— begin —
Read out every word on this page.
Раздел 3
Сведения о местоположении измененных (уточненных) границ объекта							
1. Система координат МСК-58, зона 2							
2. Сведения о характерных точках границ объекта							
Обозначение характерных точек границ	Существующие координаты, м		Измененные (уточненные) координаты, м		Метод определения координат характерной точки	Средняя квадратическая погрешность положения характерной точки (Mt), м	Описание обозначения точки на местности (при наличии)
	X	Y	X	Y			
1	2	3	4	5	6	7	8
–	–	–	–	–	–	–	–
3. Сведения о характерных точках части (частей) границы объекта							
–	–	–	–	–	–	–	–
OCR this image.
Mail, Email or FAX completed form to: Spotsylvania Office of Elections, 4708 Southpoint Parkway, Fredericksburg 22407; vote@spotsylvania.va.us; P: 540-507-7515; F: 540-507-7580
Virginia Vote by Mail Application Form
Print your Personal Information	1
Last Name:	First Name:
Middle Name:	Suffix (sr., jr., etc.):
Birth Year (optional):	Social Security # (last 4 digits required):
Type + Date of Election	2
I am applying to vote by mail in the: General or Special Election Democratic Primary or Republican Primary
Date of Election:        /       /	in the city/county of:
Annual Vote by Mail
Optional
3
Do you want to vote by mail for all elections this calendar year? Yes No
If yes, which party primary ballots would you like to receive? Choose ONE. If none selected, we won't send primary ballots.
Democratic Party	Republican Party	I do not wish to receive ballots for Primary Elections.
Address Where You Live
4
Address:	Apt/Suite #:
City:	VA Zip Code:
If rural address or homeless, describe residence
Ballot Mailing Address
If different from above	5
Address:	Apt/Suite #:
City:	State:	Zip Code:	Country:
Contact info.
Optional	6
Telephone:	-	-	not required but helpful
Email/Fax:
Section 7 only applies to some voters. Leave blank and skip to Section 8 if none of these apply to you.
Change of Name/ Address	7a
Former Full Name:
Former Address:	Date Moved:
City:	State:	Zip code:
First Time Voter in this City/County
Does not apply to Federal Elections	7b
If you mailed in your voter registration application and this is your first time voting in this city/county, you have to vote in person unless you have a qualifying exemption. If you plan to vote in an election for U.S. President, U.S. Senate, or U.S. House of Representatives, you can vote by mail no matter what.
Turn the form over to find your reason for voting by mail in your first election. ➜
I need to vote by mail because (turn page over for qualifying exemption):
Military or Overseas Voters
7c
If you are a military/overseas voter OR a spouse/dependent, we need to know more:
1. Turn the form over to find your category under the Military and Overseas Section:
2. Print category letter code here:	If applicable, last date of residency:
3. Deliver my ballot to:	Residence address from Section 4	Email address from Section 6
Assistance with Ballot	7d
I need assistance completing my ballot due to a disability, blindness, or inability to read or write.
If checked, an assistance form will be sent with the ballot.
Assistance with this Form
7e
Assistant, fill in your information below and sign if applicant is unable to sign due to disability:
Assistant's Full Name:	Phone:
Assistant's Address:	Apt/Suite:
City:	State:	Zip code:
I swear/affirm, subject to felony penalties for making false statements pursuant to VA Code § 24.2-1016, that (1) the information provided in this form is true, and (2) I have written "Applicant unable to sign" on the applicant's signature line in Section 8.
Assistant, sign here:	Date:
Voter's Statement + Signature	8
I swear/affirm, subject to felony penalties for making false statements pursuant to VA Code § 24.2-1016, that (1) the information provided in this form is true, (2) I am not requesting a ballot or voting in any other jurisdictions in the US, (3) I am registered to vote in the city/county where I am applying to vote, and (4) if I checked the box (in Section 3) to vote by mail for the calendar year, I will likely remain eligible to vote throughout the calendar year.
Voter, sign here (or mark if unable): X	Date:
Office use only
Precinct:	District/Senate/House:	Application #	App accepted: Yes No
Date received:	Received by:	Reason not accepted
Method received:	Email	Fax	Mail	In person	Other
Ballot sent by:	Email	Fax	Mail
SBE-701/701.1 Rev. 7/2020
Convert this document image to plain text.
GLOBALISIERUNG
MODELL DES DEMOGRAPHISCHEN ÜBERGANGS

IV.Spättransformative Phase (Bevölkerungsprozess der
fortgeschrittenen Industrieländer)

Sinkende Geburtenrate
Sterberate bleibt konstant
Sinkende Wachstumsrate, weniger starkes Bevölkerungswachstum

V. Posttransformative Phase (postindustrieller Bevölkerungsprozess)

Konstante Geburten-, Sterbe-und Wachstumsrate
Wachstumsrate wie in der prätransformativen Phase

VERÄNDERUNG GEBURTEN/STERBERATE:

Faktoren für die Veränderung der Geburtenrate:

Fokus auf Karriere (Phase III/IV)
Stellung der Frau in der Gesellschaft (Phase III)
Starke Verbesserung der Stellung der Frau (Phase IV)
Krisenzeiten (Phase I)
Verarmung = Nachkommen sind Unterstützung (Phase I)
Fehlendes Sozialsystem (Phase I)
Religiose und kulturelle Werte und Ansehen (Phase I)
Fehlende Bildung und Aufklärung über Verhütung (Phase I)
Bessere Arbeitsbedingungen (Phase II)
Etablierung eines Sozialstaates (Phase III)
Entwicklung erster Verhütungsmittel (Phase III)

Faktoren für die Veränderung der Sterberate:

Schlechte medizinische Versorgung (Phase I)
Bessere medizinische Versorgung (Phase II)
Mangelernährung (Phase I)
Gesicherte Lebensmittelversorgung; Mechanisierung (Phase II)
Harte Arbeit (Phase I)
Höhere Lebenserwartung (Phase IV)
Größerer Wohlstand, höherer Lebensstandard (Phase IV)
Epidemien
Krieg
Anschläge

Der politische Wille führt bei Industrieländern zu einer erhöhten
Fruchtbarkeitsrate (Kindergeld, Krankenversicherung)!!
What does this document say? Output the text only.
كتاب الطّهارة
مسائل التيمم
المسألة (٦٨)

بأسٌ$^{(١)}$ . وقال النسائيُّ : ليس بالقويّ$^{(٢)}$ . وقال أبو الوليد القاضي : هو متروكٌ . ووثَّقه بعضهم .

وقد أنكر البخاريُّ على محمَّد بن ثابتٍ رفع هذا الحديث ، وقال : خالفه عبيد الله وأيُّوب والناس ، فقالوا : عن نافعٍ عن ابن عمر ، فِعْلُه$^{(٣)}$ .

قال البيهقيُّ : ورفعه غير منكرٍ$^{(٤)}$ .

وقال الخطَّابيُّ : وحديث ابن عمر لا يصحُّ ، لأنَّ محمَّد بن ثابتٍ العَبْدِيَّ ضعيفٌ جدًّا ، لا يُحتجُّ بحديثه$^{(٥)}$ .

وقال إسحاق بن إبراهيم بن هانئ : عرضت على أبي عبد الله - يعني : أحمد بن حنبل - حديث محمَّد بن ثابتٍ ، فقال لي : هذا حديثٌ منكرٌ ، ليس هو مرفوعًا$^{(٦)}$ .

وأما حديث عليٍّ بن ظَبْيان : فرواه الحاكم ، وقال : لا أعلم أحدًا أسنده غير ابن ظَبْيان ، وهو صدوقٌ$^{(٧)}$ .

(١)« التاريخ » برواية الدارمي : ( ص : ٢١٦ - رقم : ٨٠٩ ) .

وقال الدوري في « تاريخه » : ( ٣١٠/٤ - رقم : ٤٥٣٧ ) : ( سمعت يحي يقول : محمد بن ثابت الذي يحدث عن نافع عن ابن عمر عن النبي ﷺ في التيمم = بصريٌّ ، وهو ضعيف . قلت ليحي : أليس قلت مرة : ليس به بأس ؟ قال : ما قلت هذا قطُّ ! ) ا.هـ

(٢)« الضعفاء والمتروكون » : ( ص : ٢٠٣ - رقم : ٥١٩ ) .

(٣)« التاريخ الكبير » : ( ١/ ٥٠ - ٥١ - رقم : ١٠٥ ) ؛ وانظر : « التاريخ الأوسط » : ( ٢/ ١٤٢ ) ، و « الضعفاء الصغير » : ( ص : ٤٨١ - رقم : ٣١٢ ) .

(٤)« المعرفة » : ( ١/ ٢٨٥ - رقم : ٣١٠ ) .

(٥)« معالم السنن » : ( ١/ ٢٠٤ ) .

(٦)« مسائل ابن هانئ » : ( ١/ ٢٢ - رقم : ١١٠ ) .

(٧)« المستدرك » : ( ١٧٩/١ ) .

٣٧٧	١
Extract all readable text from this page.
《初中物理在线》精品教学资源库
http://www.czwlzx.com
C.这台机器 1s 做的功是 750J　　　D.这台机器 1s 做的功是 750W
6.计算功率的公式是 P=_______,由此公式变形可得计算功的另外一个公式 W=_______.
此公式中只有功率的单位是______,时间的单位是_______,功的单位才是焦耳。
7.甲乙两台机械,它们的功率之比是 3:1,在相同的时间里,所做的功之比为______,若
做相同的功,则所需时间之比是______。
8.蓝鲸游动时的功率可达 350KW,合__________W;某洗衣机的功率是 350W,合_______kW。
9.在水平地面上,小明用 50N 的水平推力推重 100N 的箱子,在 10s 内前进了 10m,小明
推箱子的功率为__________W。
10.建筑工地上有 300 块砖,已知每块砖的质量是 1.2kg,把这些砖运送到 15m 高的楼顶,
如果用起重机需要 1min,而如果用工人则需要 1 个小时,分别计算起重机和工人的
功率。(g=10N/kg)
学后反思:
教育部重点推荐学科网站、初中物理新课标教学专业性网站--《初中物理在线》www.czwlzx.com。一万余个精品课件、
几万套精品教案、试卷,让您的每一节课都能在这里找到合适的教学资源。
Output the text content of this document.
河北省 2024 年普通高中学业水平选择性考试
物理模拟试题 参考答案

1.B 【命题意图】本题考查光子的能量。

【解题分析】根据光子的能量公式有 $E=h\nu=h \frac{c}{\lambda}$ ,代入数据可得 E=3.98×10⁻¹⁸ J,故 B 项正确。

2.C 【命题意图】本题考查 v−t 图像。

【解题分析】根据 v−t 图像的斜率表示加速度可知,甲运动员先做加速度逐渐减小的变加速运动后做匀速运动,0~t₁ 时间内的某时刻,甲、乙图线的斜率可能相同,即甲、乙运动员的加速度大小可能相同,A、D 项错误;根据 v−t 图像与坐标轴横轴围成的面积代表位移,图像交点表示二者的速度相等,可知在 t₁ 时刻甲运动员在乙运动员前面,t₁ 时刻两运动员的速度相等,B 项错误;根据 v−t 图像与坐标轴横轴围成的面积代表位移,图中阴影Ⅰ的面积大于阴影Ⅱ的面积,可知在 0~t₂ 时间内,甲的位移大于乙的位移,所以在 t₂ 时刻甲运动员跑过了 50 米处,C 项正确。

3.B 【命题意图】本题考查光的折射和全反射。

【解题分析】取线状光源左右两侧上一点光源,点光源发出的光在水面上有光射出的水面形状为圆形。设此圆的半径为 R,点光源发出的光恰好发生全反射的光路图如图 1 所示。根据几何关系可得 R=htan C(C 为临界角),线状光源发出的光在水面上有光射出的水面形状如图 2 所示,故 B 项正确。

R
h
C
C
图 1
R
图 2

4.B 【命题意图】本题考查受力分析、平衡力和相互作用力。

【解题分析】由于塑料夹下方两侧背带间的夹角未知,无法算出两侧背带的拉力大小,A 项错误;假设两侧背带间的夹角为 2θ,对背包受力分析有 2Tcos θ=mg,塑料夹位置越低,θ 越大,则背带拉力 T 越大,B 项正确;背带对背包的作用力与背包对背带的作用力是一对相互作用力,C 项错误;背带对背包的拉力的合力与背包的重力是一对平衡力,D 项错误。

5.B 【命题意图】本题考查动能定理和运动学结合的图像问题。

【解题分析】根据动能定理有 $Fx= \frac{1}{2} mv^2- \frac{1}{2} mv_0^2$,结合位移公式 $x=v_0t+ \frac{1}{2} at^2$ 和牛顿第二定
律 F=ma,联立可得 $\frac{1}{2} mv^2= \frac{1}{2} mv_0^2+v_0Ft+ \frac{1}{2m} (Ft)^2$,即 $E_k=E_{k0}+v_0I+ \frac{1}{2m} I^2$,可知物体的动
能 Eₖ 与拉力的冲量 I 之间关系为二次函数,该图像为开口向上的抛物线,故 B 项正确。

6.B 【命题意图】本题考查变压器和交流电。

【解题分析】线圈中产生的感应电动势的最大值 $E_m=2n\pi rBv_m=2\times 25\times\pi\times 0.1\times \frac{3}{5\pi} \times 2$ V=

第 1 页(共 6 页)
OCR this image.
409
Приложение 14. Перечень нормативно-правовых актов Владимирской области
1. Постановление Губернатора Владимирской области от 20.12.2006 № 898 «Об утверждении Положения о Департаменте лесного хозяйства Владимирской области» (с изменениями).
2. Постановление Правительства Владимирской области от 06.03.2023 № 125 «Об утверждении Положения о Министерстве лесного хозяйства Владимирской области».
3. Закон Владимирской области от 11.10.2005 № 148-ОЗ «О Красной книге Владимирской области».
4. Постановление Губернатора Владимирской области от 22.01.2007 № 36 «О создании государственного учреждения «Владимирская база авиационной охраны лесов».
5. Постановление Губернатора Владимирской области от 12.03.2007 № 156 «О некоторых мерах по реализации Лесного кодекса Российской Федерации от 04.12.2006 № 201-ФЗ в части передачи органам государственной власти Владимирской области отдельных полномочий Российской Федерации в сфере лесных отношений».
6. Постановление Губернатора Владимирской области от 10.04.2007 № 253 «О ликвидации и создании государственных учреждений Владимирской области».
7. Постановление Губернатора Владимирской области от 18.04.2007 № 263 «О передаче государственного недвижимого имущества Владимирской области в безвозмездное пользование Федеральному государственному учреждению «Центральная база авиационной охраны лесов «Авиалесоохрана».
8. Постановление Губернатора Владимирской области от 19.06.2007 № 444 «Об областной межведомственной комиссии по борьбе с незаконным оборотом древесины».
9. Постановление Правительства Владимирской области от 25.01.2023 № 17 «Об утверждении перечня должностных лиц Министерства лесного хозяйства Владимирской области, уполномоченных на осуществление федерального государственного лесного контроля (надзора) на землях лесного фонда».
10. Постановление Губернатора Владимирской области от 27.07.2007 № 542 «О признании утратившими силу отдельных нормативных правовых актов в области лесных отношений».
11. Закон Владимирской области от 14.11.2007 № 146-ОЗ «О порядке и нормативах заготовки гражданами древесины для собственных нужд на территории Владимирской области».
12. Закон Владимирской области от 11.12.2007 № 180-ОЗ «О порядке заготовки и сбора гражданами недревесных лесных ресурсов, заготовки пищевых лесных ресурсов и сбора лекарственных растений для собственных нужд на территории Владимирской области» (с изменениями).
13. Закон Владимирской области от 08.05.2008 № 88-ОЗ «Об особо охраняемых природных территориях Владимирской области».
— end —
* _Aim of the task_: Pick out each line that holds the string "only".

* _Answer for the task_:
Section 7 only applies to some voters. Leave blank and skip to Section 8 if none of these apply to you.
Office use only
What does this document say? Output the text only.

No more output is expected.